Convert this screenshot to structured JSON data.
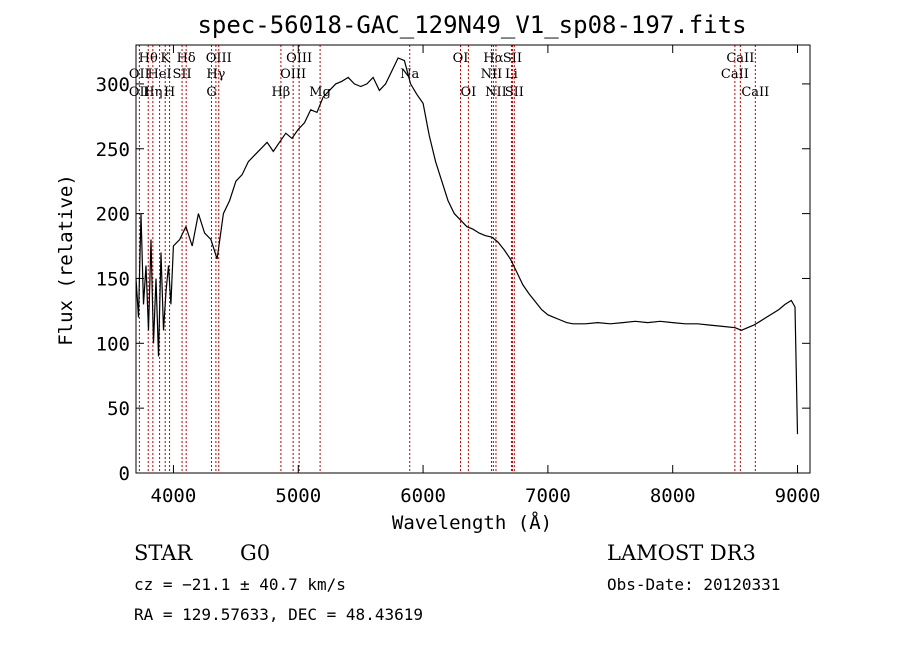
{
  "chart_data": {
    "type": "line",
    "title": "spec-56018-GAC_129N49_V1_sp08-197.fits",
    "xlabel": "Wavelength (Å)",
    "ylabel": "Flux (relative)",
    "xlim": [
      3700,
      9100
    ],
    "ylim": [
      0,
      330
    ],
    "xticks": [
      4000,
      5000,
      6000,
      7000,
      8000,
      9000
    ],
    "yticks": [
      0,
      50,
      100,
      150,
      200,
      250,
      300
    ],
    "xtick_labels": [
      "4000",
      "5000",
      "6000",
      "7000",
      "8000",
      "9000"
    ],
    "ytick_labels": [
      "0",
      "50",
      "100",
      "150",
      "200",
      "250",
      "300"
    ],
    "series": [
      {
        "name": "flux",
        "x": [
          3700,
          3720,
          3740,
          3760,
          3780,
          3800,
          3820,
          3840,
          3860,
          3880,
          3900,
          3920,
          3940,
          3960,
          3980,
          4000,
          4050,
          4100,
          4150,
          4200,
          4250,
          4300,
          4350,
          4400,
          4450,
          4500,
          4550,
          4600,
          4650,
          4700,
          4750,
          4800,
          4850,
          4900,
          4950,
          5000,
          5050,
          5100,
          5150,
          5200,
          5250,
          5300,
          5350,
          5400,
          5450,
          5500,
          5550,
          5600,
          5650,
          5700,
          5750,
          5800,
          5850,
          5900,
          5950,
          6000,
          6050,
          6100,
          6150,
          6200,
          6250,
          6300,
          6350,
          6400,
          6450,
          6500,
          6550,
          6600,
          6650,
          6700,
          6750,
          6800,
          6850,
          6900,
          6950,
          7000,
          7050,
          7100,
          7150,
          7200,
          7300,
          7400,
          7500,
          7600,
          7700,
          7800,
          7900,
          8000,
          8100,
          8200,
          8300,
          8400,
          8500,
          8550,
          8600,
          8650,
          8700,
          8750,
          8800,
          8850,
          8900,
          8950,
          8980,
          9000
        ],
        "values": [
          150,
          120,
          200,
          130,
          160,
          110,
          180,
          100,
          150,
          90,
          170,
          110,
          140,
          160,
          130,
          175,
          180,
          190,
          175,
          200,
          185,
          180,
          165,
          200,
          210,
          225,
          230,
          240,
          245,
          250,
          255,
          248,
          255,
          262,
          258,
          265,
          270,
          280,
          278,
          290,
          295,
          300,
          302,
          305,
          300,
          298,
          300,
          305,
          295,
          300,
          310,
          320,
          318,
          300,
          292,
          285,
          260,
          240,
          225,
          210,
          200,
          195,
          190,
          188,
          185,
          183,
          182,
          178,
          172,
          165,
          155,
          145,
          138,
          132,
          126,
          122,
          120,
          118,
          116,
          115,
          115,
          116,
          115,
          116,
          117,
          116,
          117,
          116,
          115,
          115,
          114,
          113,
          112,
          110,
          112,
          114,
          117,
          120,
          123,
          126,
          130,
          133,
          128,
          30
        ]
      }
    ],
    "line_labels": [
      {
        "text": "Hθ",
        "wavelength": 3798,
        "row": 1
      },
      {
        "text": "OII",
        "wavelength": 3727,
        "row": 2
      },
      {
        "text": "OII",
        "wavelength": 3727,
        "row": 3
      },
      {
        "text": "Hη",
        "wavelength": 3835,
        "row": 3
      },
      {
        "text": "K",
        "wavelength": 3934,
        "row": 1
      },
      {
        "text": "HeI",
        "wavelength": 3889,
        "row": 2
      },
      {
        "text": "H",
        "wavelength": 3969,
        "row": 3
      },
      {
        "text": "Hδ",
        "wavelength": 4102,
        "row": 1
      },
      {
        "text": "SII",
        "wavelength": 4069,
        "row": 2
      },
      {
        "text": "OIII",
        "wavelength": 4363,
        "row": 1
      },
      {
        "text": "Hγ",
        "wavelength": 4340,
        "row": 2
      },
      {
        "text": "G",
        "wavelength": 4305,
        "row": 3
      },
      {
        "text": "OIII",
        "wavelength": 5007,
        "row": 1
      },
      {
        "text": "OIII",
        "wavelength": 4959,
        "row": 2
      },
      {
        "text": "Hβ",
        "wavelength": 4861,
        "row": 3
      },
      {
        "text": "Mg",
        "wavelength": 5175,
        "row": 3
      },
      {
        "text": "Na",
        "wavelength": 5893,
        "row": 2
      },
      {
        "text": "OI",
        "wavelength": 6300,
        "row": 1
      },
      {
        "text": "OI",
        "wavelength": 6363,
        "row": 3
      },
      {
        "text": "Hα",
        "wavelength": 6563,
        "row": 1
      },
      {
        "text": "SII",
        "wavelength": 6716,
        "row": 1
      },
      {
        "text": "NII",
        "wavelength": 6548,
        "row": 2
      },
      {
        "text": "Li",
        "wavelength": 6708,
        "row": 2
      },
      {
        "text": "NII",
        "wavelength": 6584,
        "row": 3
      },
      {
        "text": "SII",
        "wavelength": 6731,
        "row": 3
      },
      {
        "text": "CaII",
        "wavelength": 8542,
        "row": 1
      },
      {
        "text": "CaII",
        "wavelength": 8498,
        "row": 2
      },
      {
        "text": "CaII",
        "wavelength": 8662,
        "row": 3
      }
    ],
    "line_marks": [
      3727,
      3798,
      3835,
      3889,
      3934,
      3969,
      4069,
      4102,
      4305,
      4340,
      4363,
      4861,
      4959,
      5007,
      5175,
      5893,
      6300,
      6363,
      6548,
      6563,
      6584,
      6708,
      6716,
      6731,
      8498,
      8542,
      8662
    ]
  },
  "info": {
    "object_class": "STAR",
    "subclass": "G0",
    "survey": "LAMOST DR3",
    "cz": "cz = −21.1 ± 40.7 km/s",
    "obs_date": "Obs-Date: 20120331",
    "coords": "RA = 129.57633, DEC =  48.43619"
  },
  "colors": {
    "axis": "#000000",
    "spectrum": "#000000",
    "marker": "#c00000"
  }
}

- **Task to complete**
Pictures are excluded; output everything else in the data verbatim.

- **Solution to this task**
Convert this screenshot to structured JSON data.
{
  "chart_data": {
    "type": "line",
    "title": "spec-56018-GAC_129N49_V1_sp08-197.fits",
    "xlabel": "Wavelength (Å)",
    "ylabel": "Flux (relative)",
    "xlim": [
      3700,
      9100
    ],
    "ylim": [
      0,
      330
    ],
    "xticks": [
      4000,
      5000,
      6000,
      7000,
      8000,
      9000
    ],
    "yticks": [
      0,
      50,
      100,
      150,
      200,
      250,
      300
    ],
    "xtick_labels": [
      "4000",
      "5000",
      "6000",
      "7000",
      "8000",
      "9000"
    ],
    "ytick_labels": [
      "0",
      "50",
      "100",
      "150",
      "200",
      "250",
      "300"
    ],
    "series": [
      {
        "name": "flux",
        "x": [
          3700,
          3720,
          3740,
          3760,
          3780,
          3800,
          3820,
          3840,
          3860,
          3880,
          3900,
          3920,
          3940,
          3960,
          3980,
          4000,
          4050,
          4100,
          4150,
          4200,
          4250,
          4300,
          4350,
          4400,
          4450,
          4500,
          4550,
          4600,
          4650,
          4700,
          4750,
          4800,
          4850,
          4900,
          4950,
          5000,
          5050,
          5100,
          5150,
          5200,
          5250,
          5300,
          5350,
          5400,
          5450,
          5500,
          5550,
          5600,
          5650,
          5700,
          5750,
          5800,
          5850,
          5900,
          5950,
          6000,
          6050,
          6100,
          6150,
          6200,
          6250,
          6300,
          6350,
          6400,
          6450,
          6500,
          6550,
          6600,
          6650,
          6700,
          6750,
          6800,
          6850,
          6900,
          6950,
          7000,
          7050,
          7100,
          7150,
          7200,
          7300,
          7400,
          7500,
          7600,
          7700,
          7800,
          7900,
          8000,
          8100,
          8200,
          8300,
          8400,
          8500,
          8550,
          8600,
          8650,
          8700,
          8750,
          8800,
          8850,
          8900,
          8950,
          8980,
          9000
        ],
        "values": [
          150,
          120,
          200,
          130,
          160,
          110,
          180,
          100,
          150,
          90,
          170,
          110,
          140,
          160,
          130,
          175,
          180,
          190,
          175,
          200,
          185,
          180,
          165,
          200,
          210,
          225,
          230,
          240,
          245,
          250,
          255,
          248,
          255,
          262,
          258,
          265,
          270,
          280,
          278,
          290,
          295,
          300,
          302,
          305,
          300,
          298,
          300,
          305,
          295,
          300,
          310,
          320,
          318,
          300,
          292,
          285,
          260,
          240,
          225,
          210,
          200,
          195,
          190,
          188,
          185,
          183,
          182,
          178,
          172,
          165,
          155,
          145,
          138,
          132,
          126,
          122,
          120,
          118,
          116,
          115,
          115,
          116,
          115,
          116,
          117,
          116,
          117,
          116,
          115,
          115,
          114,
          113,
          112,
          110,
          112,
          114,
          117,
          120,
          123,
          126,
          130,
          133,
          128,
          30
        ]
      }
    ],
    "line_labels": [
      {
        "text": "Hθ",
        "wavelength": 3798,
        "row": 1
      },
      {
        "text": "OII",
        "wavelength": 3727,
        "row": 2
      },
      {
        "text": "OII",
        "wavelength": 3727,
        "row": 3
      },
      {
        "text": "Hη",
        "wavelength": 3835,
        "row": 3
      },
      {
        "text": "K",
        "wavelength": 3934,
        "row": 1
      },
      {
        "text": "HeI",
        "wavelength": 3889,
        "row": 2
      },
      {
        "text": "H",
        "wavelength": 3969,
        "row": 3
      },
      {
        "text": "Hδ",
        "wavelength": 4102,
        "row": 1
      },
      {
        "text": "SII",
        "wavelength": 4069,
        "row": 2
      },
      {
        "text": "OIII",
        "wavelength": 4363,
        "row": 1
      },
      {
        "text": "Hγ",
        "wavelength": 4340,
        "row": 2
      },
      {
        "text": "G",
        "wavelength": 4305,
        "row": 3
      },
      {
        "text": "OIII",
        "wavelength": 5007,
        "row": 1
      },
      {
        "text": "OIII",
        "wavelength": 4959,
        "row": 2
      },
      {
        "text": "Hβ",
        "wavelength": 4861,
        "row": 3
      },
      {
        "text": "Mg",
        "wavelength": 5175,
        "row": 3
      },
      {
        "text": "Na",
        "wavelength": 5893,
        "row": 2
      },
      {
        "text": "OI",
        "wavelength": 6300,
        "row": 1
      },
      {
        "text": "OI",
        "wavelength": 6363,
        "row": 3
      },
      {
        "text": "Hα",
        "wavelength": 6563,
        "row": 1
      },
      {
        "text": "SII",
        "wavelength": 6716,
        "row": 1
      },
      {
        "text": "NII",
        "wavelength": 6548,
        "row": 2
      },
      {
        "text": "Li",
        "wavelength": 6708,
        "row": 2
      },
      {
        "text": "NII",
        "wavelength": 6584,
        "row": 3
      },
      {
        "text": "SII",
        "wavelength": 6731,
        "row": 3
      },
      {
        "text": "CaII",
        "wavelength": 8542,
        "row": 1
      },
      {
        "text": "CaII",
        "wavelength": 8498,
        "row": 2
      },
      {
        "text": "CaII",
        "wavelength": 8662,
        "row": 3
      }
    ],
    "line_marks": [
      3727,
      3798,
      3835,
      3889,
      3934,
      3969,
      4069,
      4102,
      4305,
      4340,
      4363,
      4861,
      4959,
      5007,
      5175,
      5893,
      6300,
      6363,
      6548,
      6563,
      6584,
      6708,
      6716,
      6731,
      8498,
      8542,
      8662
    ]
  },
  "info": {
    "object_class": "STAR",
    "subclass": "G0",
    "survey": "LAMOST DR3",
    "cz": "cz = −21.1 ± 40.7 km/s",
    "obs_date": "Obs-Date: 20120331",
    "coords": "RA = 129.57633, DEC =  48.43619"
  },
  "colors": {
    "axis": "#000000",
    "spectrum": "#000000",
    "marker": "#c00000"
  }
}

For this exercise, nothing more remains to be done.